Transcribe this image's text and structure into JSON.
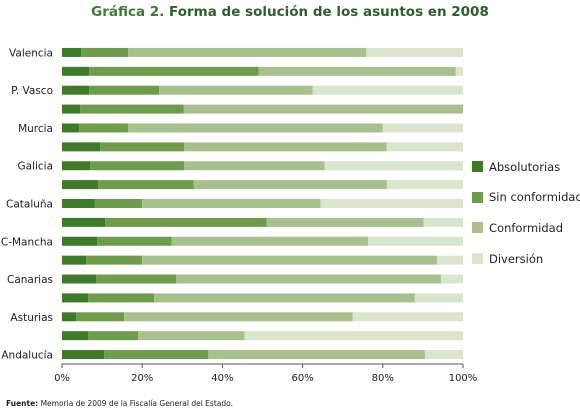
{
  "title": {
    "prefix": "Gráfica 2.",
    "text": "Forma de solución de los asuntos en 2008"
  },
  "source": {
    "label": "Fuente:",
    "text": "Memoria de 2009 de la Fiscalía General del Estado."
  },
  "legend": [
    {
      "label": "Absolutorias",
      "color": "#3f7a2a"
    },
    {
      "label": "Sin conformidad",
      "color": "#6e9b4c"
    },
    {
      "label": "Conformidad",
      "color": "#a8c08e"
    },
    {
      "label": "Diversión",
      "color": "#d9e5cc"
    }
  ],
  "chart_data": {
    "type": "bar",
    "orientation": "horizontal",
    "stacked": true,
    "percent": true,
    "categories": [
      "Valencia",
      "",
      "P. Vasco",
      "",
      "Murcia",
      "",
      "Galicia",
      "",
      "Cataluña",
      "",
      "C-Mancha",
      "",
      "Canarias",
      "",
      "Asturias",
      "",
      "Andalucía"
    ],
    "series": [
      {
        "name": "Absolutorias",
        "values": [
          4.8,
          6.8,
          6.8,
          4.5,
          4.3,
          9.5,
          7.0,
          9.0,
          8.2,
          10.8,
          8.8,
          6.0,
          8.5,
          6.5,
          3.5,
          6.5,
          10.5
        ]
      },
      {
        "name": "Sin conformidad",
        "values": [
          11.7,
          42.2,
          17.4,
          25.8,
          12.2,
          21.0,
          23.5,
          23.8,
          11.8,
          40.2,
          18.5,
          14.0,
          20.0,
          16.5,
          12.0,
          12.5,
          26.0
        ]
      },
      {
        "name": "Conformidad",
        "values": [
          59.4,
          49.2,
          38.3,
          69.7,
          63.5,
          50.5,
          35.0,
          48.2,
          44.5,
          39.2,
          49.0,
          73.5,
          66.0,
          65.0,
          57.0,
          26.5,
          54.0
        ]
      },
      {
        "name": "Diversión",
        "values": [
          24.1,
          1.8,
          37.5,
          0.0,
          20.0,
          19.0,
          34.5,
          19.0,
          35.5,
          9.8,
          23.7,
          6.5,
          5.5,
          12.0,
          27.5,
          54.5,
          9.5
        ]
      }
    ],
    "xlim": [
      0,
      100
    ],
    "x_ticks": [
      "0%",
      "20%",
      "40%",
      "60%",
      "80%",
      "100%"
    ],
    "xlabel": "",
    "ylabel": "",
    "legend_position": "right",
    "grid": false
  }
}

----

_SET TASK_. Make an exact copy of the data, leaving its pictures out.

_SOLVED EXERCISE_.
Transcribe this image's text and structure into JSON.
{
  "title": {
    "prefix": "Gráfica 2.",
    "text": "Forma de solución de los asuntos en 2008"
  },
  "source": {
    "label": "Fuente:",
    "text": "Memoria de 2009 de la Fiscalía General del Estado."
  },
  "legend": [
    {
      "label": "Absolutorias",
      "color": "#3f7a2a"
    },
    {
      "label": "Sin conformidad",
      "color": "#6e9b4c"
    },
    {
      "label": "Conformidad",
      "color": "#a8c08e"
    },
    {
      "label": "Diversión",
      "color": "#d9e5cc"
    }
  ],
  "chart_data": {
    "type": "bar",
    "orientation": "horizontal",
    "stacked": true,
    "percent": true,
    "categories": [
      "Valencia",
      "",
      "P. Vasco",
      "",
      "Murcia",
      "",
      "Galicia",
      "",
      "Cataluña",
      "",
      "C-Mancha",
      "",
      "Canarias",
      "",
      "Asturias",
      "",
      "Andalucía"
    ],
    "series": [
      {
        "name": "Absolutorias",
        "values": [
          4.8,
          6.8,
          6.8,
          4.5,
          4.3,
          9.5,
          7.0,
          9.0,
          8.2,
          10.8,
          8.8,
          6.0,
          8.5,
          6.5,
          3.5,
          6.5,
          10.5
        ]
      },
      {
        "name": "Sin conformidad",
        "values": [
          11.7,
          42.2,
          17.4,
          25.8,
          12.2,
          21.0,
          23.5,
          23.8,
          11.8,
          40.2,
          18.5,
          14.0,
          20.0,
          16.5,
          12.0,
          12.5,
          26.0
        ]
      },
      {
        "name": "Conformidad",
        "values": [
          59.4,
          49.2,
          38.3,
          69.7,
          63.5,
          50.5,
          35.0,
          48.2,
          44.5,
          39.2,
          49.0,
          73.5,
          66.0,
          65.0,
          57.0,
          26.5,
          54.0
        ]
      },
      {
        "name": "Diversión",
        "values": [
          24.1,
          1.8,
          37.5,
          0.0,
          20.0,
          19.0,
          34.5,
          19.0,
          35.5,
          9.8,
          23.7,
          6.5,
          5.5,
          12.0,
          27.5,
          54.5,
          9.5
        ]
      }
    ],
    "xlim": [
      0,
      100
    ],
    "x_ticks": [
      "0%",
      "20%",
      "40%",
      "60%",
      "80%",
      "100%"
    ],
    "xlabel": "",
    "ylabel": "",
    "legend_position": "right",
    "grid": false
  }
}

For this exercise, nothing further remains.